The task – Examine each line of the data. Copy those that contain the string "Viejo".

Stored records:

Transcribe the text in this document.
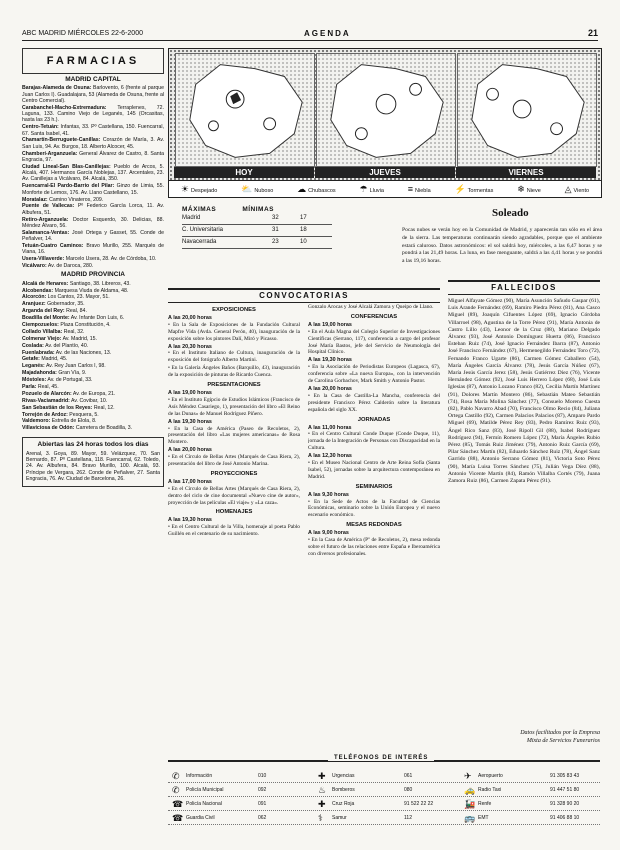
ABC MADRID MIÉRCOLES 22-6-2000	AGENDA	21
FARMACIAS
MADRID CAPITAL

Barajas-Alameda de Osuna: Barlovento, 6 (frente al parque Juan Carlos I). Guadalajara, 53 (Alameda de Osuna, frente al Centro Comercial).

Carabanchel-Macho-Extremadura: Terraplenes, 72. Laguna, 133. Camino Viejo de Leganés, 145 (Orcasitas, hasta las 23 h.).

Centro-Tetuán: Infantas, 33. Pº Castellana, 150. Fuencarral, 67. Santa Isabel, 41.

Chamartín-Berruguete-Canillas: Corazón de María, 3. Av. San Luis, 94. Av. Burgos, 18. Alberto Alcocer, 45.

Chamberí-Arganzuela: General Álvarez de Castro, 8. Santa Engracia, 97.

Ciudad Lineal-San Blas-Canillejas: Pueblo de Arcos, 5. Alcalá, 407. Hermanos García Noblejas, 137. Arcentales, 23. Av. Canillejas a Vicálvaro, 84. Alcalá, 350.

Fuencarral-El Pardo-Barrio del Pilar: Ginzo de Limia, 55. Monforte de Lemos, 176. Av. Llano Castellano, 15.

Moratalaz: Camino Vinateros, 209.

Puente de Vallecas: Pº Federico García Lorca, 11. Av. Albufera, 51.

Retiro-Arganzuela: Doctor Esquerdo, 30. Delicias, 88. Méndez Álvaro, 56.

Salamanca-Ventas: José Ortega y Gasset, 55. Conde de Peñalver, 14.

Tetuán-Cuatro Caminos: Bravo Murillo, 255. Marqués de Viana, 16.

Usera-Villaverde: Marcelo Usera, 28. Av. de Córdoba, 10.

Vicálvaro: Av. de Daroca, 280.

MADRID PROVINCIA

Alcalá de Henares: Santiago, 38. Libreros, 43.

Alcobendas: Marquesa Viuda de Aldama, 48.

Alcorcón: Los Cantos, 23. Mayor, 51.

Aranjuez: Gobernador, 35.

Arganda del Rey: Real, 84.

Boadilla del Monte: Av. Infante Don Luis, 6.

Ciempozuelos: Plaza Constitución, 4.

Collado Villalba: Real, 32.

Colmenar Viejo: Av. Madrid, 15.

Coslada: Av. del Plantío, 40.

Fuenlabrada: Av. de las Naciones, 13.

Getafe: Madrid, 45.

Leganés: Av. Rey Juan Carlos I, 98.

Majadahonda: Gran Vía, 9.

Móstoles: Av. de Portugal, 33.

Parla: Real, 45.

Pozuelo de Alarcón: Av. de Europa, 21.

Rivas-Vaciamadrid: Av. Covibar, 10.

San Sebastián de los Reyes: Real, 12.

Torrejón de Ardoz: Pesquera, 5.

Valdemoro: Estrella de Elola, 8.

Villaviciosa de Odón: Carretera de Boadilla, 3.

Abiertas las 24 horas todos los días

Arenal, 3. Goya, 89. Mayor, 59. Velázquez, 70. San Bernardo, 87. Pº Castellana, 118. Fuencarral, 62. Toledo, 24. Av. Albufera, 84. Bravo Murillo, 100. Alcalá, 93. Príncipe de Vergara, 262. Conde de Peñalver, 27. Santa Engracia, 76. Av. Ciudad de Barcelona, 26.

HOY	JUEVES	VIERNES
☀ Despejado	⛅ Nuboso	☁ Chubascos	☂ Lluvia	≡ Niebla	⚡ Tormentas	❄ Nieve	◬ Viento
MÁXIMAS	MÍNIMAS
Madrid	32	17
C. Universitaria	31	18
Navacerrada	23	10
Soleado
Pocas nubes se verán hoy en la Comunidad de Madrid, y aparecerán tan sólo en el área de la sierra. Las temperaturas continuarán siendo agradables, porque que el ambiente estará caluroso. Datos astronómicos: el sol saldrá hoy, miércoles, a las 6,47 horas y se pondrá a las 21,49 horas. La luna, en fase menguante, saldrá a las 4,41 horas y se pondrá a las 19,16 horas.
CONVOCATORIAS
EXPOSICIONES
A las 20,00 horas

• En la Sala de Exposiciones de la Fundación Cultural Mapfre Vida (Avda. General Perón, 40), inauguración de la exposición sobre los pintores Dalí, Miró y Picasso.

A las 20,30 horas

• En el Instituto Italiano de Cultura, inauguración de la exposición del fotógrafo Alberto Martini.

• En la Galería Ángeles Baños (Barquillo, 43), inauguración de la exposición de pinturas de Ricardo Cuenca.

PRESENTACIONES
A las 19,00 horas

• En el Instituto Egipcio de Estudios Islámicos (Francisco de Asís Méndez Casariego, 1), presentación del libro «El Reino de las Dunas» de Manuel Rodríguez Piñero.

A las 19,30 horas

• En la Casa de América (Paseo de Recoletos, 2), presentación del libro «Las mujeres americanas» de Rosa Montero.

A las 20,00 horas

• En el Círculo de Bellas Artes (Marqués de Casa Riera, 2), presentación del libro de José Antonio Marina.

PROYECCIONES
A las 17,00 horas

• En el Círculo de Bellas Artes (Marqués de Casa Riera, 2), dentro del ciclo de cine documental «Nuevo cine de autor», proyección de las películas «El viaje» y «La caza».

HOMENAJES
A las 19,30 horas

• En el Centro Cultural de la Villa, homenaje al poeta Pablo Guillén en el centenario de su nacimiento.

Gonzalo Arocas y José Alcalá Zamora y Queipo de Llano.

CONFERENCIAS
A las 19,00 horas

• En el Aula Magna del Colegio Superior de Investigaciones Científicas (Serrano, 117), conferencia a cargo del profesor José María Bastos, jefe del Servicio de Neumología del Hospital Clínico.

A las 19,30 horas

• En la Asociación de Periodistas Europeos (Lagasca, 67), conferencia sobre «La nueva Europa», con la intervención de Carolina Gorbachov, Mark Smith y Antonio Pastor.

A las 20,00 horas

• En la Casa de Castilla-La Mancha, conferencia del presidente Francisco Pérez Calderón sobre la literatura española del siglo XX.

JORNADAS
A las 11,00 horas

• En el Centro Cultural Conde Duque (Conde Duque, 11), jornada de la Integración de Personas con Discapacidad en la Cultura.

A las 12,30 horas

• En el Museo Nacional Centro de Arte Reina Sofía (Santa Isabel, 52), jornadas sobre la arquitectura contemporánea en Madrid.

SEMINARIOS
A las 9,30 horas

• En la Sede de Actos de la Facultad de Ciencias Económicas, seminario sobre la Unión Europea y el nuevo escenario económico.

MESAS REDONDAS
A las 9,00 horas

• En la Casa de América (Pº de Recoletos, 2), mesa redonda sobre el futuro de las relaciones entre España e Iberoamérica con diversos profesionales.

FALLECIDOS
Miguel Alfayate Gómez (90), María Asunción Sañudo Gaspar (61), Luis Arande Fernández (69), Ramiro Piedra Pérez (81), Ana Casco Miguel (89), Joaquín Cifuentes López (69), Ignacio Córdoba Villarroel (98), Agustina de la Torre Pérez (91), María Antonia de Castro Lillo (43), Leonor de la Cruz (88), Mariano Delgado Álvarez (93), José Antonio Domínguez Huerta (86), Francisco Esteban Ruiz (74), José Ignacio Fernández Ibarra (87), Antonio José Francisco Fernández (67), Hermenegildo Fernández Toro (72), Fernando Franco Ugarte (86), Carmen Gómez Caballero (54), María Ángeles García Álvarez (78), Jesús García Núñez (67), María Jesús García Jerez (58), Jesús Gutiérrez Díez (76), Vicente Hernández Gómez (92), José Luis Herrero López (68), José Luis Iglesias (87), Antonio Lozano Franco (82), Cecilia Martín Martínez (91), Dolores Martín Montero (86), Sebastián Mateo Sebastián (74), Rosa María Molina Sánchez (77), Consuelo Moreno Cuesta (82), Pablo Navarro Abad (70), Francisco Olmo Recio (84), Juliana Ortega Castillo (92), Carmen Palacios Palacios (87), Amparo Pardo Miguel (69), Matilde Pérez Rey (83), Pedro Ramírez Ruiz (93), Ángel Rico Sanz (83), José Ripoll Gil (88), Isabel Rodríguez Rodríguez (94), Fermín Romero López (72), María Ángeles Rubio Pérez (85), Tomás Ruiz Jiménez (79), Antonio Ruiz García (69), Pilar Sánchez Martín (82), Eduardo Sánchez Ruiz (78), Ángel Sanz Garrido (88), Antonio Serrano Gómez (81), Victoria Soto Pérez (90), María Luisa Torres Sánchez (75), Julián Vega Díez (88), Antonio Vicente Martín (84), Ramón Villalba Cortés (79), Juana Zamora Ruiz (86), Carmen Zapata Pérez (91).
Datos facilitados por la Empresa
Mixta de Servicios Funerarios
TELÉFONOS DE INTERÉS
✆ Información	010	✚ Urgencias	061	✈ Aeropuerto	91 305 83 43
✆ Policía Municipal	092	♨ Bomberos	080	🚕 Radio Taxi	91 447 51 80
☎ Policía Nacional	091	✚ Cruz Roja	91 522 22 22	🚂 Renfe	91 328 90 20
☎ Guardia Civil	062	⚕ Samur	112	🚌 EMT	91 406 88 10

Reply –
Carabanchel-Macho-Extremadura: Terraplenes, 72. Laguna, 133. Camino Viejo de Leganés, 145 (Orcasitas, hasta las 23 h.).
Colmenar Viejo: Av. Madrid, 15.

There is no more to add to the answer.